▸ **Trecho apresentado**
Coleção: o sintoma mais clássico de que você foi afetado pela “maluquice” do mundo vintage (Foto: Arquivo pessoal)

Fazer escolhas
Vai chegar a hora de vender. Como muitos, eu não acreditava nessa hipótese. Costumava perceber quando um cara que veio elogiar a moto iria perguntar: “Você pensa em vender?”. Pouco antes, já levava o papo, literalmente, para a sepultura: “Minhas motos vão pro túmulo comigo”, dizia. Era batata: o cara desistia da oferta antes de fazê-la e eu me livrava de uma longa negociação ou de ser seduzido por um xaveco irrecusável (leia-se $$$$). Depois de 30 anos cuidando das garotas, descobri que até uma paixão genuína, longa, pode acabar em relação desgastada (sem trocadilho com corrente e pinhão, ok?). Para falar a verdade, quando cai a ficha, dói pouco. Chega uma hora (ou idade) em que você pensa: ok, um problema a menos.

Se você chegou até aqui, vai ganhar um prêmio pela paciência:

Nove verdades do mundo dos antigos:

  • Carro velho não é carro antigo. Não, aquele Tempra lindo não vai dividir atenções ao lado de um Opala 1969.
  • Carro antigo não é carro clássico. Seu Corcel II, desculpe, dificilmente vai se tornar clássico.
  • Tamanho não é documento: motor V8 ou moto 4 cilindros podem dar tanta dor de cabeça que você às vezes acaba reformando um fusca.
  • Preço não é garantia. Nem as barbadas – cujo restauro você imagina jamais vai custar o bastante para tirar seu achado da categoria de “bom negócio” –, nem os que custam os olhos da cara – que fazem seus olhos crerem no “perfeito estado” descrito no anúncio e que você não vai “precisar fazer nada”.
  • Mosca branca não existe mais. Depois da internet, todo mundo sabe quanto vale um veículo clássico bem conservado.
  • Único dono não quer dizer que se chama Ralph Lauren. O proprietário pode estar mais para o maníaco da serra elétrica.
  • Carro parado há 20 anos não é pérola de joalheria. Carro parado estraga.
  • Carro de velhinha não é o Land Rover da rainha da Inglaterra.
  • É a turma do bolinha. Infelizmente, a diversidade de gêneros é mínima.

▸ **Informações fornecidas**
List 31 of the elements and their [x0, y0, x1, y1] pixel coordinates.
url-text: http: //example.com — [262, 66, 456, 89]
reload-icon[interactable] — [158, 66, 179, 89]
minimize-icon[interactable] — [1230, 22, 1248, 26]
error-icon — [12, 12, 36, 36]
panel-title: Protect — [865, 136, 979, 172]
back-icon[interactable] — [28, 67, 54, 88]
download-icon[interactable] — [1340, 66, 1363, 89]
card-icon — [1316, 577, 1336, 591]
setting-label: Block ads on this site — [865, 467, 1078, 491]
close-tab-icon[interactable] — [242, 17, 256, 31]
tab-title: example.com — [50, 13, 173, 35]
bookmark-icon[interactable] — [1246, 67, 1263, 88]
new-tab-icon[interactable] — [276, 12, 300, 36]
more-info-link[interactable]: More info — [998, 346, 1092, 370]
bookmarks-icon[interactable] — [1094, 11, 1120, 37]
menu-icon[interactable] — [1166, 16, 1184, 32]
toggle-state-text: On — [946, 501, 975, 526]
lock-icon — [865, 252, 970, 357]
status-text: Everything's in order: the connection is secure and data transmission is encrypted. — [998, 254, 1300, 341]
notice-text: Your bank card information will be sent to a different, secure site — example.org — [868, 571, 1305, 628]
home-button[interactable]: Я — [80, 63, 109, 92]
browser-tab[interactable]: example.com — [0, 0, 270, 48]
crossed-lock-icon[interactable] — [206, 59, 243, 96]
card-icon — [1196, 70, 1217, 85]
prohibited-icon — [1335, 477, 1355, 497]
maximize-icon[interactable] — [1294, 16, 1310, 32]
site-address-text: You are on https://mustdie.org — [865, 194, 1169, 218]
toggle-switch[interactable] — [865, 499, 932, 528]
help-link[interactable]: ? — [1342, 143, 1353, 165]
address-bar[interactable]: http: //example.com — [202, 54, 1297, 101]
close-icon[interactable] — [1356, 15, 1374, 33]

▸ **Pedido de trabalho 1**
Qual frase, segundo o trecho, era dita para levar a conversa sobre a venda das motos "para a sepultura"?
▸ **Pedido de trabalho 2**
Liste todos os nomes de veículos (marcas ou modelos) citados nas nove verdades do trecho.
▸ **Pedido de trabalho 3**
Devolva, sem nenhuma alteração, a parte do trecho que se abre com as palavras que contêm "Nove verdades do" e se fecha com "reformando um fusca.".
Não é preciso usar o material.

▸ **Resposta da tarefa 1**
“Minhas motos vão pro túmulo comigo.”

▸ **Resposta da tarefa 2**
Tempra, Opala 1969, Corcel II, fusca, Land Rover

▸ **Resposta da tarefa 3**
Nove verdades do mundo dos antigos:

  • Carro velho não é carro antigo. Não, aquele Tempra lindo não vai dividir atenções ao lado de um Opala 1969.
  • Carro antigo não é carro clássico. Seu Corcel II, desculpe, dificilmente vai se tornar clássico.
  • Tamanho não é documento: motor V8 ou moto 4 cilindros podem dar tanta dor de cabeça que você às vezes acaba reformando um fusca.